- **What the task requires**: Print every entry below again. Nothing may differ from the original.

- **Entries shown**:

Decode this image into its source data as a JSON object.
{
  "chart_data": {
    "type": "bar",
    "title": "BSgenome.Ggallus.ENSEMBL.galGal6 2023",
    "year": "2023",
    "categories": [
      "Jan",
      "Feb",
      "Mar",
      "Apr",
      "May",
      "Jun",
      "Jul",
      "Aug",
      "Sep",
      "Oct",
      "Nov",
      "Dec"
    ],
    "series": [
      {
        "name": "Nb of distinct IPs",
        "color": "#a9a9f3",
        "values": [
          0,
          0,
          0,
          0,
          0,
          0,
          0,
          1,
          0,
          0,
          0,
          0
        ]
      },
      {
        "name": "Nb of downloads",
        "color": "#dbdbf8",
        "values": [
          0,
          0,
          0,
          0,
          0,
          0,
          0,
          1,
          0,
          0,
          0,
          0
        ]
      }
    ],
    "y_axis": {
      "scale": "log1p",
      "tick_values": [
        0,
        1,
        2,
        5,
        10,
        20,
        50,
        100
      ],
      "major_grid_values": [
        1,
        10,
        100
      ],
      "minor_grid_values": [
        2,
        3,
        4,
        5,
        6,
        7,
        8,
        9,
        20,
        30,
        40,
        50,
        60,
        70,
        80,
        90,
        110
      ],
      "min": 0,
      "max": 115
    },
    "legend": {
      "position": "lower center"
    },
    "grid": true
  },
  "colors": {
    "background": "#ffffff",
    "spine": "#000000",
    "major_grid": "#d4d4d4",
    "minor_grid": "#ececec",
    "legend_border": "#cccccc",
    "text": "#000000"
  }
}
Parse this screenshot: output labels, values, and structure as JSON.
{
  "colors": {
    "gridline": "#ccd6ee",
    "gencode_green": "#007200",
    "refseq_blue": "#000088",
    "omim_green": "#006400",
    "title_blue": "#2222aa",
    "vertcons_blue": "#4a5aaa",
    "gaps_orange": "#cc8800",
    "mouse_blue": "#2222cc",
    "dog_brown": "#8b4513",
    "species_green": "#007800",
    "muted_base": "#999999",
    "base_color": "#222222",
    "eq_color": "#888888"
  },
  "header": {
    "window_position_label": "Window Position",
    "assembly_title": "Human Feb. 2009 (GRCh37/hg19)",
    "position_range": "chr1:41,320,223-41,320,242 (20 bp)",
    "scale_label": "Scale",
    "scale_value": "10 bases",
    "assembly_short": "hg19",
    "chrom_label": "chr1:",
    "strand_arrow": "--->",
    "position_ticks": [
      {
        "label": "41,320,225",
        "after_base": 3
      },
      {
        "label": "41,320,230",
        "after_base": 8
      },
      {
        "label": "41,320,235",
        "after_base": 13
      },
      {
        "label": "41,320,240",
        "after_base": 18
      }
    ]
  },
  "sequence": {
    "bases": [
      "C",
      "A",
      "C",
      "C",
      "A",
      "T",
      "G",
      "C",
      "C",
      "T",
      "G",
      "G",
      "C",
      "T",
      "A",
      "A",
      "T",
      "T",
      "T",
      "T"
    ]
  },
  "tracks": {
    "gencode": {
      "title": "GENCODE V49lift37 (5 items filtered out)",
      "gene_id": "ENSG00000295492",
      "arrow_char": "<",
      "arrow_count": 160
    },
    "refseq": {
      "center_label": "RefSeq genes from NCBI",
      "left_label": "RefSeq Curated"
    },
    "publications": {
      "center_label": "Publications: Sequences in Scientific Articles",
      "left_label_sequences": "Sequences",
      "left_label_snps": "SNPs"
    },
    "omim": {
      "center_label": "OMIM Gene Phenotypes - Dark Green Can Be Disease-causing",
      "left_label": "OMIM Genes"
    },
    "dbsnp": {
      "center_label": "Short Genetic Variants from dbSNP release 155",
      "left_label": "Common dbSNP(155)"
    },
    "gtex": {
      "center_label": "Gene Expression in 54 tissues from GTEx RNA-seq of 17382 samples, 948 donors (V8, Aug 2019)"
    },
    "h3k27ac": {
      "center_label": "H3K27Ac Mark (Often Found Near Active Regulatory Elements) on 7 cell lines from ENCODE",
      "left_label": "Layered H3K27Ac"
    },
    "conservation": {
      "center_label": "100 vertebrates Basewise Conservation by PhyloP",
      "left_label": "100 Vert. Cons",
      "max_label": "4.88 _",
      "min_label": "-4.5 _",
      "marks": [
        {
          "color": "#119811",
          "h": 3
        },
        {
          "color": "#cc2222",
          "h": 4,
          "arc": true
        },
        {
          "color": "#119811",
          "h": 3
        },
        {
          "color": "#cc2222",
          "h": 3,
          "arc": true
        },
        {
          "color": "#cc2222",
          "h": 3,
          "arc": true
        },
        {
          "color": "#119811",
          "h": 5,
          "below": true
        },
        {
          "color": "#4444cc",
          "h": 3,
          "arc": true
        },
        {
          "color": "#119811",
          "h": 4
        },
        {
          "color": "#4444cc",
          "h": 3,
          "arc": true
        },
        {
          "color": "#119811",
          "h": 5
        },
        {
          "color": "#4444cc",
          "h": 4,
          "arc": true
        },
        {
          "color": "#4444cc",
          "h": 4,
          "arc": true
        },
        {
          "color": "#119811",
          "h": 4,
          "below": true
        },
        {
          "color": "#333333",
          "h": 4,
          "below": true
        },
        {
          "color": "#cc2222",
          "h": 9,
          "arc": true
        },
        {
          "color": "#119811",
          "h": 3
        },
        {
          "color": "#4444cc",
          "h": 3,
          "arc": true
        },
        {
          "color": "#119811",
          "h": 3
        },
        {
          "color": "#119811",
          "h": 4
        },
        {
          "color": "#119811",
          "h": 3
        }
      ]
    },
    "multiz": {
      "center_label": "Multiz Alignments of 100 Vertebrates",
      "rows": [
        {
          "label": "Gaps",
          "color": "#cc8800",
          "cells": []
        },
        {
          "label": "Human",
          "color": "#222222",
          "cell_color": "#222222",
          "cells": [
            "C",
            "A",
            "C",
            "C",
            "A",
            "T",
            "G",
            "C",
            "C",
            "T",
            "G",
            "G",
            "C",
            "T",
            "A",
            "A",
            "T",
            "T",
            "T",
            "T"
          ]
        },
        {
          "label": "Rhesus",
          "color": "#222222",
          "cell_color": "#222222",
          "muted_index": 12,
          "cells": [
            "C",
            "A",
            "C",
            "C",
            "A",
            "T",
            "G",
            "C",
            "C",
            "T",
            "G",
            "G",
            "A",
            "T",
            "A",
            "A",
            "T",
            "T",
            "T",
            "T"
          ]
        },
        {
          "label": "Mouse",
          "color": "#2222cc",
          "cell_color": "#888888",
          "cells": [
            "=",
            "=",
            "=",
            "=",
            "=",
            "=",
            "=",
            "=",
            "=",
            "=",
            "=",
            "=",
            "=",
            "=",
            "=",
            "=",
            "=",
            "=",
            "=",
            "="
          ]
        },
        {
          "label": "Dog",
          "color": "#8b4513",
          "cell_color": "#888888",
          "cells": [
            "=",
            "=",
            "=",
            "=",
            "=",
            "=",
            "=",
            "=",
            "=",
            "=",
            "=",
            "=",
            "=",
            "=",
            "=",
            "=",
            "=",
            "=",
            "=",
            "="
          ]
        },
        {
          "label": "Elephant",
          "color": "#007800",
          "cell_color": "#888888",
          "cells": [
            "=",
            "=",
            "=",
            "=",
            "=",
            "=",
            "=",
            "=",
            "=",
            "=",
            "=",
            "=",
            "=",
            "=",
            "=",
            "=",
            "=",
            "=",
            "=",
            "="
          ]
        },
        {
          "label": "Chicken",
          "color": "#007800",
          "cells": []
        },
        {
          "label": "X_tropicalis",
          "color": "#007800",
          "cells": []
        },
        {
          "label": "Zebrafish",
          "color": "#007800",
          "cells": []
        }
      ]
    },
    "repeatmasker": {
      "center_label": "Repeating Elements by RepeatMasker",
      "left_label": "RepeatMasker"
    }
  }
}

- **Your response**:
Decode this image into its source data as a JSON object.
{
  "chart_data": {
    "type": "bar",
    "title": "BSgenome.Ggallus.ENSEMBL.galGal6 2023",
    "year": "2023",
    "categories": [
      "Jan",
      "Feb",
      "Mar",
      "Apr",
      "May",
      "Jun",
      "Jul",
      "Aug",
      "Sep",
      "Oct",
      "Nov",
      "Dec"
    ],
    "series": [
      {
        "name": "Nb of distinct IPs",
        "color": "#a9a9f3",
        "values": [
          0,
          0,
          0,
          0,
          0,
          0,
          0,
          1,
          0,
          0,
          0,
          0
        ]
      },
      {
        "name": "Nb of downloads",
        "color": "#dbdbf8",
        "values": [
          0,
          0,
          0,
          0,
          0,
          0,
          0,
          1,
          0,
          0,
          0,
          0
        ]
      }
    ],
    "y_axis": {
      "scale": "log1p",
      "tick_values": [
        0,
        1,
        2,
        5,
        10,
        20,
        50,
        100
      ],
      "major_grid_values": [
        1,
        10,
        100
      ],
      "minor_grid_values": [
        2,
        3,
        4,
        5,
        6,
        7,
        8,
        9,
        20,
        30,
        40,
        50,
        60,
        70,
        80,
        90,
        110
      ],
      "min": 0,
      "max": 115
    },
    "legend": {
      "position": "lower center"
    },
    "grid": true
  },
  "colors": {
    "background": "#ffffff",
    "spine": "#000000",
    "major_grid": "#d4d4d4",
    "minor_grid": "#ececec",
    "legend_border": "#cccccc",
    "text": "#000000"
  }
}
Parse this screenshot: output labels, values, and structure as JSON.
{
  "colors": {
    "gridline": "#ccd6ee",
    "gencode_green": "#007200",
    "refseq_blue": "#000088",
    "omim_green": "#006400",
    "title_blue": "#2222aa",
    "vertcons_blue": "#4a5aaa",
    "gaps_orange": "#cc8800",
    "mouse_blue": "#2222cc",
    "dog_brown": "#8b4513",
    "species_green": "#007800",
    "muted_base": "#999999",
    "base_color": "#222222",
    "eq_color": "#888888"
  },
  "header": {
    "window_position_label": "Window Position",
    "assembly_title": "Human Feb. 2009 (GRCh37/hg19)",
    "position_range": "chr1:41,320,223-41,320,242 (20 bp)",
    "scale_label": "Scale",
    "scale_value": "10 bases",
    "assembly_short": "hg19",
    "chrom_label": "chr1:",
    "strand_arrow": "--->",
    "position_ticks": [
      {
        "label": "41,320,225",
        "after_base": 3
      },
      {
        "label": "41,320,230",
        "after_base": 8
      },
      {
        "label": "41,320,235",
        "after_base": 13
      },
      {
        "label": "41,320,240",
        "after_base": 18
      }
    ]
  },
  "sequence": {
    "bases": [
      "C",
      "A",
      "C",
      "C",
      "A",
      "T",
      "G",
      "C",
      "C",
      "T",
      "G",
      "G",
      "C",
      "T",
      "A",
      "A",
      "T",
      "T",
      "T",
      "T"
    ]
  },
  "tracks": {
    "gencode": {
      "title": "GENCODE V49lift37 (5 items filtered out)",
      "gene_id": "ENSG00000295492",
      "arrow_char": "<",
      "arrow_count": 160
    },
    "refseq": {
      "center_label": "RefSeq genes from NCBI",
      "left_label": "RefSeq Curated"
    },
    "publications": {
      "center_label": "Publications: Sequences in Scientific Articles",
      "left_label_sequences": "Sequences",
      "left_label_snps": "SNPs"
    },
    "omim": {
      "center_label": "OMIM Gene Phenotypes - Dark Green Can Be Disease-causing",
      "left_label": "OMIM Genes"
    },
    "dbsnp": {
      "center_label": "Short Genetic Variants from dbSNP release 155",
      "left_label": "Common dbSNP(155)"
    },
    "gtex": {
      "center_label": "Gene Expression in 54 tissues from GTEx RNA-seq of 17382 samples, 948 donors (V8, Aug 2019)"
    },
    "h3k27ac": {
      "center_label": "H3K27Ac Mark (Often Found Near Active Regulatory Elements) on 7 cell lines from ENCODE",
      "left_label": "Layered H3K27Ac"
    },
    "conservation": {
      "center_label": "100 vertebrates Basewise Conservation by PhyloP",
      "left_label": "100 Vert. Cons",
      "max_label": "4.88 _",
      "min_label": "-4.5 _",
      "marks": [
        {
          "color": "#119811",
          "h": 3
        },
        {
          "color": "#cc2222",
          "h": 4,
          "arc": true
        },
        {
          "color": "#119811",
          "h": 3
        },
        {
          "color": "#cc2222",
          "h": 3,
          "arc": true
        },
        {
          "color": "#cc2222",
          "h": 3,
          "arc": true
        },
        {
          "color": "#119811",
          "h": 5,
          "below": true
        },
        {
          "color": "#4444cc",
          "h": 3,
          "arc": true
        },
        {
          "color": "#119811",
          "h": 4
        },
        {
          "color": "#4444cc",
          "h": 3,
          "arc": true
        },
        {
          "color": "#119811",
          "h": 5
        },
        {
          "color": "#4444cc",
          "h": 4,
          "arc": true
        },
        {
          "color": "#4444cc",
          "h": 4,
          "arc": true
        },
        {
          "color": "#119811",
          "h": 4,
          "below": true
        },
        {
          "color": "#333333",
          "h": 4,
          "below": true
        },
        {
          "color": "#cc2222",
          "h": 9,
          "arc": true
        },
        {
          "color": "#119811",
          "h": 3
        },
        {
          "color": "#4444cc",
          "h": 3,
          "arc": true
        },
        {
          "color": "#119811",
          "h": 3
        },
        {
          "color": "#119811",
          "h": 4
        },
        {
          "color": "#119811",
          "h": 3
        }
      ]
    },
    "multiz": {
      "center_label": "Multiz Alignments of 100 Vertebrates",
      "rows": [
        {
          "label": "Gaps",
          "color": "#cc8800",
          "cells": []
        },
        {
          "label": "Human",
          "color": "#222222",
          "cell_color": "#222222",
          "cells": [
            "C",
            "A",
            "C",
            "C",
            "A",
            "T",
            "G",
            "C",
            "C",
            "T",
            "G",
            "G",
            "C",
            "T",
            "A",
            "A",
            "T",
            "T",
            "T",
            "T"
          ]
        },
        {
          "label": "Rhesus",
          "color": "#222222",
          "cell_color": "#222222",
          "muted_index": 12,
          "cells": [
            "C",
            "A",
            "C",
            "C",
            "A",
            "T",
            "G",
            "C",
            "C",
            "T",
            "G",
            "G",
            "A",
            "T",
            "A",
            "A",
            "T",
            "T",
            "T",
            "T"
          ]
        },
        {
          "label": "Mouse",
          "color": "#2222cc",
          "cell_color": "#888888",
          "cells": [
            "=",
            "=",
            "=",
            "=",
            "=",
            "=",
            "=",
            "=",
            "=",
            "=",
            "=",
            "=",
            "=",
            "=",
            "=",
            "=",
            "=",
            "=",
            "=",
            "="
          ]
        },
        {
          "label": "Dog",
          "color": "#8b4513",
          "cell_color": "#888888",
          "cells": [
            "=",
            "=",
            "=",
            "=",
            "=",
            "=",
            "=",
            "=",
            "=",
            "=",
            "=",
            "=",
            "=",
            "=",
            "=",
            "=",
            "=",
            "=",
            "=",
            "="
          ]
        },
        {
          "label": "Elephant",
          "color": "#007800",
          "cell_color": "#888888",
          "cells": [
            "=",
            "=",
            "=",
            "=",
            "=",
            "=",
            "=",
            "=",
            "=",
            "=",
            "=",
            "=",
            "=",
            "=",
            "=",
            "=",
            "=",
            "=",
            "=",
            "="
          ]
        },
        {
          "label": "Chicken",
          "color": "#007800",
          "cells": []
        },
        {
          "label": "X_tropicalis",
          "color": "#007800",
          "cells": []
        },
        {
          "label": "Zebrafish",
          "color": "#007800",
          "cells": []
        }
      ]
    },
    "repeatmasker": {
      "center_label": "Repeating Elements by RepeatMasker",
      "left_label": "RepeatMasker"
    }
  }
}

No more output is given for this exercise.